The exercise: Copy all lines in which the word "tail" can be found.

The data:

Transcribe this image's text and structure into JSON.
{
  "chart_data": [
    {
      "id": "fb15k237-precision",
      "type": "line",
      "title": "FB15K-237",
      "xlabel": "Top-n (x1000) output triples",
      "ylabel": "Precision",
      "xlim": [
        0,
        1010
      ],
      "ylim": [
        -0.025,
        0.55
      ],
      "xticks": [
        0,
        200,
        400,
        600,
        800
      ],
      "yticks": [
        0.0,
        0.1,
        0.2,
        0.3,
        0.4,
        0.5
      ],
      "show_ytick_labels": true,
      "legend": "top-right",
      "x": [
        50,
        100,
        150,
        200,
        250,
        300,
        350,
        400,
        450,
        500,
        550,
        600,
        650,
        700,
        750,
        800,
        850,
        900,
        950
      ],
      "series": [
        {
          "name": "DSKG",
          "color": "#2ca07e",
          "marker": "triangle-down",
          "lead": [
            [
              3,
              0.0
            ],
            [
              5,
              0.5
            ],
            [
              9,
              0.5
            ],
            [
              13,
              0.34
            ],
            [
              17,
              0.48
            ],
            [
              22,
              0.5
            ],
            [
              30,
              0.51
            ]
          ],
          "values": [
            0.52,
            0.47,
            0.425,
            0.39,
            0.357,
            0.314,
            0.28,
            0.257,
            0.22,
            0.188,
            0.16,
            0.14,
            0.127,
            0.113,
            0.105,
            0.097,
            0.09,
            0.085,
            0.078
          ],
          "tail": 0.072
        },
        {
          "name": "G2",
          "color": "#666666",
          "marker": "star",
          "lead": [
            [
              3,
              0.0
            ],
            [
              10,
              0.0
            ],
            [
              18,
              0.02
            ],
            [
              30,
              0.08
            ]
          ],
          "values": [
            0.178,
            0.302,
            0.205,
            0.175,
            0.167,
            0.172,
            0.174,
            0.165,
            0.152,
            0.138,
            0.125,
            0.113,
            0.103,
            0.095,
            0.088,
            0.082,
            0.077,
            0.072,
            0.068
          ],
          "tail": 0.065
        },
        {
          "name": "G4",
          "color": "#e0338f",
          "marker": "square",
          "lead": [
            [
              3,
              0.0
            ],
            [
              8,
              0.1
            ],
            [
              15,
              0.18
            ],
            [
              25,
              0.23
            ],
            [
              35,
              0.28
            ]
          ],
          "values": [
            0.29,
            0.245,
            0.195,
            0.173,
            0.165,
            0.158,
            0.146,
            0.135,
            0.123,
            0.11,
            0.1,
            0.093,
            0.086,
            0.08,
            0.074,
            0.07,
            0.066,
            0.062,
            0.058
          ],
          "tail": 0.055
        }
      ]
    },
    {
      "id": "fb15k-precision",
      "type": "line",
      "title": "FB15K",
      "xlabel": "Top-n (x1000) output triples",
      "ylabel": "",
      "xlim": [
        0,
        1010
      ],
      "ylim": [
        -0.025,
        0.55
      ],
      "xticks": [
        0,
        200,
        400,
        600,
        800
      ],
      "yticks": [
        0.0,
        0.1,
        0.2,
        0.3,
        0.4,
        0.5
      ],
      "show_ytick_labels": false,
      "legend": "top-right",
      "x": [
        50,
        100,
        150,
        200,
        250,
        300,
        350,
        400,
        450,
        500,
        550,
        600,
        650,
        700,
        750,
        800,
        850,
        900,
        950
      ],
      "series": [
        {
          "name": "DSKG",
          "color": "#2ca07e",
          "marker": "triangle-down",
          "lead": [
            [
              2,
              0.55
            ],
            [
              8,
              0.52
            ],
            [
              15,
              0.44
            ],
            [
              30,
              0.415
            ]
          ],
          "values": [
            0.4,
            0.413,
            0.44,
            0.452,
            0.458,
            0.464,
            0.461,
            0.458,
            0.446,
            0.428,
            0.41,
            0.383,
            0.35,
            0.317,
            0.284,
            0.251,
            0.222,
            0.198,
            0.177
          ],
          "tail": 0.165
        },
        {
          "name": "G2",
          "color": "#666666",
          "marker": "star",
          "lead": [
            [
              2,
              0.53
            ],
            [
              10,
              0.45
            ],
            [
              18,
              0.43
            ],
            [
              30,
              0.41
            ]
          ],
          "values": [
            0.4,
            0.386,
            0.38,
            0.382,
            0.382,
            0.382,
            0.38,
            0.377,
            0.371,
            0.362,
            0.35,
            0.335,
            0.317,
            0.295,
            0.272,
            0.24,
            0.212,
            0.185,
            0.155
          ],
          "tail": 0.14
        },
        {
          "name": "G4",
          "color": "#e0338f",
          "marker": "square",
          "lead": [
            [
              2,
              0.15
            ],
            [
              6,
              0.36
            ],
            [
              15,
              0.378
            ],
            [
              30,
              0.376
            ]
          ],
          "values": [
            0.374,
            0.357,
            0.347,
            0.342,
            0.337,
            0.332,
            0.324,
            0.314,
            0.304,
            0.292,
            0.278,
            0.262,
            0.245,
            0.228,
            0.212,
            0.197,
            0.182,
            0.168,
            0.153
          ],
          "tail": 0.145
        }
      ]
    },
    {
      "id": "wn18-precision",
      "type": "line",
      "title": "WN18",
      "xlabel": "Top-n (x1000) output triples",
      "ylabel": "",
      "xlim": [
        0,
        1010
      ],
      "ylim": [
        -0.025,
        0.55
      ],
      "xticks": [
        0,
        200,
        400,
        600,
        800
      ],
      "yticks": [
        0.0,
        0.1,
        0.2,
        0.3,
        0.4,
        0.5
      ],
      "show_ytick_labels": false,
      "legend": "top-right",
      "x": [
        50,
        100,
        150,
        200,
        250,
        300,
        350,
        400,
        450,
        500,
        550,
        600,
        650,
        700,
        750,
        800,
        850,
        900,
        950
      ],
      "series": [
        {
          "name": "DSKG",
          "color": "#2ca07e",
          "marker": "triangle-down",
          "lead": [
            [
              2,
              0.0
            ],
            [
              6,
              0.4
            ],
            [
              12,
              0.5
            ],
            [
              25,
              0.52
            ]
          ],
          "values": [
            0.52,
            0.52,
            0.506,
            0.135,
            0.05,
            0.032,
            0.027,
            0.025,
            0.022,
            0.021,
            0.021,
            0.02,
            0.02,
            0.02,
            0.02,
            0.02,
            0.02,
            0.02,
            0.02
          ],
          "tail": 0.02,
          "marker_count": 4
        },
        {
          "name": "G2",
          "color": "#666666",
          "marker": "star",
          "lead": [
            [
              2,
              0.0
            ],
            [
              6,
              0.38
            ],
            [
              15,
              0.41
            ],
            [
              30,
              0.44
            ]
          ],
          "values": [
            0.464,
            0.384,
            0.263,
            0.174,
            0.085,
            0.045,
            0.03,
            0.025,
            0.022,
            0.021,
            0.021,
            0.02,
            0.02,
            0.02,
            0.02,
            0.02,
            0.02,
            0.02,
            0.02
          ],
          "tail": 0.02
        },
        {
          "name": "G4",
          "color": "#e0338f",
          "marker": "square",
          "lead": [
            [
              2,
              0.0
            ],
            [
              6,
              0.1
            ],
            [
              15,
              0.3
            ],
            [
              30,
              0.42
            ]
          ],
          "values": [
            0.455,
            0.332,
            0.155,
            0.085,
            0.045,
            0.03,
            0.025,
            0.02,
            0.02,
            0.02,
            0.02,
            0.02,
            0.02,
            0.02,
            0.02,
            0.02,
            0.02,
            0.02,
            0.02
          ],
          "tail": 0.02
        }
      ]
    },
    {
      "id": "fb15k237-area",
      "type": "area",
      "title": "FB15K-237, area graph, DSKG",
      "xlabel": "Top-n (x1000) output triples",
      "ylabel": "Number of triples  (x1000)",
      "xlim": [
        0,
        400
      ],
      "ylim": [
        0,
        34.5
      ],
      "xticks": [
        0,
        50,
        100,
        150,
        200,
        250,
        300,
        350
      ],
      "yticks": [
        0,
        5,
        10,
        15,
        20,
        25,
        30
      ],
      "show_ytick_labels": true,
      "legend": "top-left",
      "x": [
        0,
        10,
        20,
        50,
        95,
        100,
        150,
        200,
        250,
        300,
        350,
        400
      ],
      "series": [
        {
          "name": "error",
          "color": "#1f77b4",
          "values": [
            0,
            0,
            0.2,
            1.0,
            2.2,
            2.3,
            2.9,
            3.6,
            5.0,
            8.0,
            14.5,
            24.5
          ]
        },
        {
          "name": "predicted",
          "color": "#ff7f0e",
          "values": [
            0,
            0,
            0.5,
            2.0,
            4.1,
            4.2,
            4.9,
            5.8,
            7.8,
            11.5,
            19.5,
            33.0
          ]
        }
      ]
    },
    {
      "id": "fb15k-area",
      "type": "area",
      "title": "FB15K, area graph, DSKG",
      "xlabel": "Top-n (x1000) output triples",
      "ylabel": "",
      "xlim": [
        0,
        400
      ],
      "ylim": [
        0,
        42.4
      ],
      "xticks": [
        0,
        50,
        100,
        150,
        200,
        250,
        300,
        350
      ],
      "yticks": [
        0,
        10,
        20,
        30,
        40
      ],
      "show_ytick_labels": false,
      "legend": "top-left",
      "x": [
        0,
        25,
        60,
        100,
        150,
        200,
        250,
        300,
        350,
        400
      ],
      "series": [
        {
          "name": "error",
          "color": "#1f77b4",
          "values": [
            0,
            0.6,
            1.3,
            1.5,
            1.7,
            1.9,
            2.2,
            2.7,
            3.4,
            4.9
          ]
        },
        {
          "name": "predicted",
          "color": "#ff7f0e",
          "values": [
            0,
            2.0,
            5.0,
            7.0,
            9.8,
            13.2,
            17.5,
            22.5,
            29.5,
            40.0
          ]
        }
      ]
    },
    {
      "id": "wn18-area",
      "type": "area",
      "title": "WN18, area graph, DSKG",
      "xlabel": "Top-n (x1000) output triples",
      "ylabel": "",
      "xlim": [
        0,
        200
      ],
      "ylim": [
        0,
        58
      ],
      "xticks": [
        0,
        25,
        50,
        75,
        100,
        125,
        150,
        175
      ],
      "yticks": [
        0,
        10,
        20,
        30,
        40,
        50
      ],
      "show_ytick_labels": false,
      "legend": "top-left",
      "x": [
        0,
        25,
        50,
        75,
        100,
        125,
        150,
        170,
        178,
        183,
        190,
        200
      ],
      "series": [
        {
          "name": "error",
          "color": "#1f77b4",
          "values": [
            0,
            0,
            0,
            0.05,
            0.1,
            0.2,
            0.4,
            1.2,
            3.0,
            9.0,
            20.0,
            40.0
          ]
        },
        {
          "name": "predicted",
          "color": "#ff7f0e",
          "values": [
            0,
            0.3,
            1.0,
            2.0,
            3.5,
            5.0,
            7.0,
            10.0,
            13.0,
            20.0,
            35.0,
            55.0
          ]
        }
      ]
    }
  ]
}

Exercise solution:
          "tail": 0.072
          "tail": 0.065
          "tail": 0.055
          "tail": 0.165
          "tail": 0.14
          "tail": 0.145
          "tail": 0.02,
          "tail": 0.02
          "tail": 0.02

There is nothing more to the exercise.